(Document understanding data)

-----

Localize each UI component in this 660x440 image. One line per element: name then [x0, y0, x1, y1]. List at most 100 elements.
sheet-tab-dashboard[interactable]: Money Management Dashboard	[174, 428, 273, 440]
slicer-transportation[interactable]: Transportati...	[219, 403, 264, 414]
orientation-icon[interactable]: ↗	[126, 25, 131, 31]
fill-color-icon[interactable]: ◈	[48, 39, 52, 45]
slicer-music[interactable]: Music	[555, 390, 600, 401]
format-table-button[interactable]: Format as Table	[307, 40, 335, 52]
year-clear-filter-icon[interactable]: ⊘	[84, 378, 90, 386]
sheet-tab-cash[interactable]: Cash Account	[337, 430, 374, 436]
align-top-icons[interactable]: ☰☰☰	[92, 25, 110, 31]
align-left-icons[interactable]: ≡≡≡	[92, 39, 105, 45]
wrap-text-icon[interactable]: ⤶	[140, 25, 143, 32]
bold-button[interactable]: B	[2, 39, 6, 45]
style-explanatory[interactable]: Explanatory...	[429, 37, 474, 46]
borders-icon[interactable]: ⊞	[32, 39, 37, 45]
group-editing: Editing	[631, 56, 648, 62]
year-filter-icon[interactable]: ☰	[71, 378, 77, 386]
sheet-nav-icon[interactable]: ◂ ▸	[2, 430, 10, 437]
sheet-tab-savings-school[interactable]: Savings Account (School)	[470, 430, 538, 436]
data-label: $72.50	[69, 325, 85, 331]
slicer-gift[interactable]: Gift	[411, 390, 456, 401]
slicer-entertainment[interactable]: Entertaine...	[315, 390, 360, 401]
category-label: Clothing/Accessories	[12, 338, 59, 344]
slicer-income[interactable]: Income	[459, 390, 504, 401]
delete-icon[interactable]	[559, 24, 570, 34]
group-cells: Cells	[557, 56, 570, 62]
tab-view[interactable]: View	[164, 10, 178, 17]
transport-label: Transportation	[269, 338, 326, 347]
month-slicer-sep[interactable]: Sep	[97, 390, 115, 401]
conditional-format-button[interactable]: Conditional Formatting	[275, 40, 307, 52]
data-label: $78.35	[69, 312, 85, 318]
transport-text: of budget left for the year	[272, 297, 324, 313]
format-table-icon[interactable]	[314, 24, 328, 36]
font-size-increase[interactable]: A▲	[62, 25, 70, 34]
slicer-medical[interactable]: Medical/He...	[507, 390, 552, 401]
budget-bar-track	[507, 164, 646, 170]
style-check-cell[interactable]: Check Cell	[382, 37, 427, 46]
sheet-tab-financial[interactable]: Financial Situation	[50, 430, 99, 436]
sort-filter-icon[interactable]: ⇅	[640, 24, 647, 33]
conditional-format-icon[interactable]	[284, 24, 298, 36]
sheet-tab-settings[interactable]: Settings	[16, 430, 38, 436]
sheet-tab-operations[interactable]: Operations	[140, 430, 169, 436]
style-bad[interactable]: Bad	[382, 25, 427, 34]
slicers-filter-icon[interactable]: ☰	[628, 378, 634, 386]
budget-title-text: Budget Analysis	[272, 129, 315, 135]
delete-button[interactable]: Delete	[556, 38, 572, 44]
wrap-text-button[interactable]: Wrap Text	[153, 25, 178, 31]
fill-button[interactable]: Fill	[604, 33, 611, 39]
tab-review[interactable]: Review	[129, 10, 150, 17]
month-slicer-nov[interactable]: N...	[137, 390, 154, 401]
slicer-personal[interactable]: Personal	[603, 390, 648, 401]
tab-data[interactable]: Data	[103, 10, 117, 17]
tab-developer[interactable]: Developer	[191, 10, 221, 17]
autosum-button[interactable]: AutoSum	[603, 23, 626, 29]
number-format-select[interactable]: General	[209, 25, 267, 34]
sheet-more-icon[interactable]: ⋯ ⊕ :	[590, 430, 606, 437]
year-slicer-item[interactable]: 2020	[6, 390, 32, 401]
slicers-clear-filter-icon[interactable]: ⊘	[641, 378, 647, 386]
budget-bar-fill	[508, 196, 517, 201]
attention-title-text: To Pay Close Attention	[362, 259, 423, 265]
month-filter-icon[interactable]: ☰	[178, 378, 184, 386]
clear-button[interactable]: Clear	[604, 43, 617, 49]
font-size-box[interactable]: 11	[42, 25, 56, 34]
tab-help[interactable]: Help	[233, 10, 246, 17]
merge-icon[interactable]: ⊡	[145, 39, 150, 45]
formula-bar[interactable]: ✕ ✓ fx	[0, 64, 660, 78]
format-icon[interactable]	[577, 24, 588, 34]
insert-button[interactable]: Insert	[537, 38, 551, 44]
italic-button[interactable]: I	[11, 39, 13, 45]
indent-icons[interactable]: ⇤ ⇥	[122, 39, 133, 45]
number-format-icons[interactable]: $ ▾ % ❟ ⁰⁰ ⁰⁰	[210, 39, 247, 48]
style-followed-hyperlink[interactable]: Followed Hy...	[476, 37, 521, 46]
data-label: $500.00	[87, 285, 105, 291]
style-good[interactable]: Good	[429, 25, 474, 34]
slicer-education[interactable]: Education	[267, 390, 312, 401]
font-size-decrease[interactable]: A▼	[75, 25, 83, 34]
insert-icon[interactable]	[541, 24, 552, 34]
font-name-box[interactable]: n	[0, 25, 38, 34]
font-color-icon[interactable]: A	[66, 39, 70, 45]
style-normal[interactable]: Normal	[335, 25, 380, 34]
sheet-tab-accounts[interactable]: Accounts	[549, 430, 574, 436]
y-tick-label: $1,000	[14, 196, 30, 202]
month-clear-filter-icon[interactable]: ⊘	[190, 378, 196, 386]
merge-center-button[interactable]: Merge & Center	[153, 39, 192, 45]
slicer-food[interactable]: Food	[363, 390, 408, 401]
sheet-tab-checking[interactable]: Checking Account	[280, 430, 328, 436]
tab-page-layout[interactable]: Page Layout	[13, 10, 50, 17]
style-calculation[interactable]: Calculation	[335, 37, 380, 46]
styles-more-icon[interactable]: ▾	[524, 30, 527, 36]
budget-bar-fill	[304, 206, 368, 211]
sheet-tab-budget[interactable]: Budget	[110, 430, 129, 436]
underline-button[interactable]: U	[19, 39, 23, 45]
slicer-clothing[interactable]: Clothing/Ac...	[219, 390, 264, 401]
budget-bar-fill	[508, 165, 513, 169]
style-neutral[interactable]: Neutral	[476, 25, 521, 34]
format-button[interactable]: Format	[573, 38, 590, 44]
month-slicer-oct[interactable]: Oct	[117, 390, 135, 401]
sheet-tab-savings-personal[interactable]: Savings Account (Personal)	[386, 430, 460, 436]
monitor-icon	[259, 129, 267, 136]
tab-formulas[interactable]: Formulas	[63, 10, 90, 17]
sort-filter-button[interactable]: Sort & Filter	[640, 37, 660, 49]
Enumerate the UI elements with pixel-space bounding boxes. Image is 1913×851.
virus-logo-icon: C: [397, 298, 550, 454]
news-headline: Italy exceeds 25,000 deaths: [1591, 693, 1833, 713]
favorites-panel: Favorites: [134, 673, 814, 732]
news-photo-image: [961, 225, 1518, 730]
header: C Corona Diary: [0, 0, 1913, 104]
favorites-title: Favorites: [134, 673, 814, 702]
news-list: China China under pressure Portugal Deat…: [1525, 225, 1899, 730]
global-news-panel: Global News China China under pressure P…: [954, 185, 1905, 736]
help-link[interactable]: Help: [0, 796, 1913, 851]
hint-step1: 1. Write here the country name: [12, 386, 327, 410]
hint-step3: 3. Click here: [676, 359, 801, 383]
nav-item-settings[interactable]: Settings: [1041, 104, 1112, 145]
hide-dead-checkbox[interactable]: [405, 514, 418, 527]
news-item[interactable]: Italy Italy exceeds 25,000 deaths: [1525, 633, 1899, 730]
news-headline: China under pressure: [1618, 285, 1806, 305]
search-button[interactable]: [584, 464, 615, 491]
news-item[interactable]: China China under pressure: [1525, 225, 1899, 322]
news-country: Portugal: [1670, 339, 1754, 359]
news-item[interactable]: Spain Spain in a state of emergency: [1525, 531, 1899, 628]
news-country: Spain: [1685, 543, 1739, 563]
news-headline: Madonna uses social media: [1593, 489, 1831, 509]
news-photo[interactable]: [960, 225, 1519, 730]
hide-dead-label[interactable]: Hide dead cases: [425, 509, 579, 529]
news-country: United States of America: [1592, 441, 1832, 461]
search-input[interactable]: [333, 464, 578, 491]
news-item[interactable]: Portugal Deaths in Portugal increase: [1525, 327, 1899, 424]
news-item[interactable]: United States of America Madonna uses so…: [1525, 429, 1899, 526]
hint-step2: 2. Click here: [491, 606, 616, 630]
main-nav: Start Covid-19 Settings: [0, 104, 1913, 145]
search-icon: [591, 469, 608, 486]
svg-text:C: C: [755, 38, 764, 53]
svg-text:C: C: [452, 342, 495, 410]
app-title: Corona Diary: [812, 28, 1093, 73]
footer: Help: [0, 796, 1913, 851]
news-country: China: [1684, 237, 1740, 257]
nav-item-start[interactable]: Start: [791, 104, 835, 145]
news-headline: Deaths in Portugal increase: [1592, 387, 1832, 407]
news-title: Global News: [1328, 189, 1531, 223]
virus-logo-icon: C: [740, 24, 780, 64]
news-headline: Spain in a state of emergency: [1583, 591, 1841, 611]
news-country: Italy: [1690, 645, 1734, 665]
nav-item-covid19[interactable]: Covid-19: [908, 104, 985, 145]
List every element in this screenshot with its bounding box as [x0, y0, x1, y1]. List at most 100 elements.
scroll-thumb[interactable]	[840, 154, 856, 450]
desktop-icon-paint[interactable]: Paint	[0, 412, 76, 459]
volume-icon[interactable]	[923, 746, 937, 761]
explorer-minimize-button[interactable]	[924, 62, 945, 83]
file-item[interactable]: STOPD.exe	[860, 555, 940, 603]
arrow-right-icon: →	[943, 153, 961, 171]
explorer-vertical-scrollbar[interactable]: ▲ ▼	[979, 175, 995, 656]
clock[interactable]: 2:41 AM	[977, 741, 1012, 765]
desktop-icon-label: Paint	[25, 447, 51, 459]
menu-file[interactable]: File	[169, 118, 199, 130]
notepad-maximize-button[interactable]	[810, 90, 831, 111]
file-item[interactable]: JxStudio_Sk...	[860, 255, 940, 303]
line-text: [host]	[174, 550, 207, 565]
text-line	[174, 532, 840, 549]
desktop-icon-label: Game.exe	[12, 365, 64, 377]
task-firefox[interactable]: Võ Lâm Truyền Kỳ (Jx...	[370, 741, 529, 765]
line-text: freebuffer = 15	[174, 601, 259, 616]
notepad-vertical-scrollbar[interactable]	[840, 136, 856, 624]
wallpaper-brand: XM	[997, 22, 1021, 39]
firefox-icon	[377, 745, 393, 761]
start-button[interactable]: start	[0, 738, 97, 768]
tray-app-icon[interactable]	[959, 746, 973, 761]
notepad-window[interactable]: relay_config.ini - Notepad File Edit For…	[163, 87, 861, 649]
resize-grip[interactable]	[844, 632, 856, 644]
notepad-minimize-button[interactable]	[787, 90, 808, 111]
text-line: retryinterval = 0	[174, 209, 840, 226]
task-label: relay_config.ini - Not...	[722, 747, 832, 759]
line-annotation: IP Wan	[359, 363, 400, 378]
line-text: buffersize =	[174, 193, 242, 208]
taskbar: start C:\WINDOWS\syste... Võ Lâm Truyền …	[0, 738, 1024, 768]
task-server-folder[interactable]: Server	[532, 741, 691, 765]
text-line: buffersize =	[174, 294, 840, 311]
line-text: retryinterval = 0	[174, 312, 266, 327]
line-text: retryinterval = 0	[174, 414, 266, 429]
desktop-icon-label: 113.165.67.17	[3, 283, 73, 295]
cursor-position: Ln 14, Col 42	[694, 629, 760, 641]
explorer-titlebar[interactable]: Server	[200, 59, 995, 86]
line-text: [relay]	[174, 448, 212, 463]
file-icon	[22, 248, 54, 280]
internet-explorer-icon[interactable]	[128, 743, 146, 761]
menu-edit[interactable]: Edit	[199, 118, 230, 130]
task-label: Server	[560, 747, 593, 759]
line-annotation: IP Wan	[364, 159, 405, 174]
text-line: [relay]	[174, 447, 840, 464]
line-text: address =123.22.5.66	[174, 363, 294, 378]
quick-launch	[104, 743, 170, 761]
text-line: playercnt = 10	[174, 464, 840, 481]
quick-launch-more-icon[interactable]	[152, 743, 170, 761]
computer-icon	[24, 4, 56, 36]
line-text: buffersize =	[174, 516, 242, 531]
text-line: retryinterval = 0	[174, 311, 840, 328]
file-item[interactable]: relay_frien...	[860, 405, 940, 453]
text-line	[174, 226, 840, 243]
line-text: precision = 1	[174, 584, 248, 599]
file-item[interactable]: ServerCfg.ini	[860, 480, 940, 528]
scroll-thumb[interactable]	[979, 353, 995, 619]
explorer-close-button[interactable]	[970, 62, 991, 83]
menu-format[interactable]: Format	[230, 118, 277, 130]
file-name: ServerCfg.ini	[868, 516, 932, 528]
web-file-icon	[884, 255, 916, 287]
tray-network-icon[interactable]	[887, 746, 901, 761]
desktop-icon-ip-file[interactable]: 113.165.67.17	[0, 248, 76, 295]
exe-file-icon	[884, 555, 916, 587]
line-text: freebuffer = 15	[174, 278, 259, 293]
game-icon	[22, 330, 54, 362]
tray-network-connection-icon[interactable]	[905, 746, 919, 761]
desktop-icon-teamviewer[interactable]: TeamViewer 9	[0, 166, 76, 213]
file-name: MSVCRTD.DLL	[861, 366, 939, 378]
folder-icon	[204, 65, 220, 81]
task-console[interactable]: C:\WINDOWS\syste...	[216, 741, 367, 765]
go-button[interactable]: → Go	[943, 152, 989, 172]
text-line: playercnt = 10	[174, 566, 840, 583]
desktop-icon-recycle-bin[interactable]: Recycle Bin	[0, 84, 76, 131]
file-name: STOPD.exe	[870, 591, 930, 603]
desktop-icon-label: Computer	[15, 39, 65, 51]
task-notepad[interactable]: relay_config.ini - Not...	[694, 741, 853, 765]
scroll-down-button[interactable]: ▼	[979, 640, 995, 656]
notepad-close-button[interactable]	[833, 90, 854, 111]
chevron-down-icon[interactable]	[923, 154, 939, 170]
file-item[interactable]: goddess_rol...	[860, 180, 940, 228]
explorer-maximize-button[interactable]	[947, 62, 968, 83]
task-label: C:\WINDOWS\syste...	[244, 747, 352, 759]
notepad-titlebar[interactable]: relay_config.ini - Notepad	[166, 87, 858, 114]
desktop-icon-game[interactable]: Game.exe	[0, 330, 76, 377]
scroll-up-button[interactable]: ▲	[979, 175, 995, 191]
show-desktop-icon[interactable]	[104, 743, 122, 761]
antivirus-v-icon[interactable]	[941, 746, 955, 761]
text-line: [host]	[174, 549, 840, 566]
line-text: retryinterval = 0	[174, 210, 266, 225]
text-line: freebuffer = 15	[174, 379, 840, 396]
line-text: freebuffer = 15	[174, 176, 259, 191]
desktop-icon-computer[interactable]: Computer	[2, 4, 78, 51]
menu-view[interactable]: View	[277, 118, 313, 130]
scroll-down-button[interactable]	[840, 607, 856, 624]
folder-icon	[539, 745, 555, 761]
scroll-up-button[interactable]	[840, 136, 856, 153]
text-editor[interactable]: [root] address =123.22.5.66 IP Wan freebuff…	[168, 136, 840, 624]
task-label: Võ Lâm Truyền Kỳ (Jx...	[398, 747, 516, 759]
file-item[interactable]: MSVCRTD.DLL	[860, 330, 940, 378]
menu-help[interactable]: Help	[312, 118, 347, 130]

-----

= What you have to do =
Copy each line of the data that includes the word "Paint".

= Exercise result =
desktop-icon-paint[interactable]: Paint	[0, 412, 76, 459]
desktop-icon-label: Paint	[25, 447, 51, 459]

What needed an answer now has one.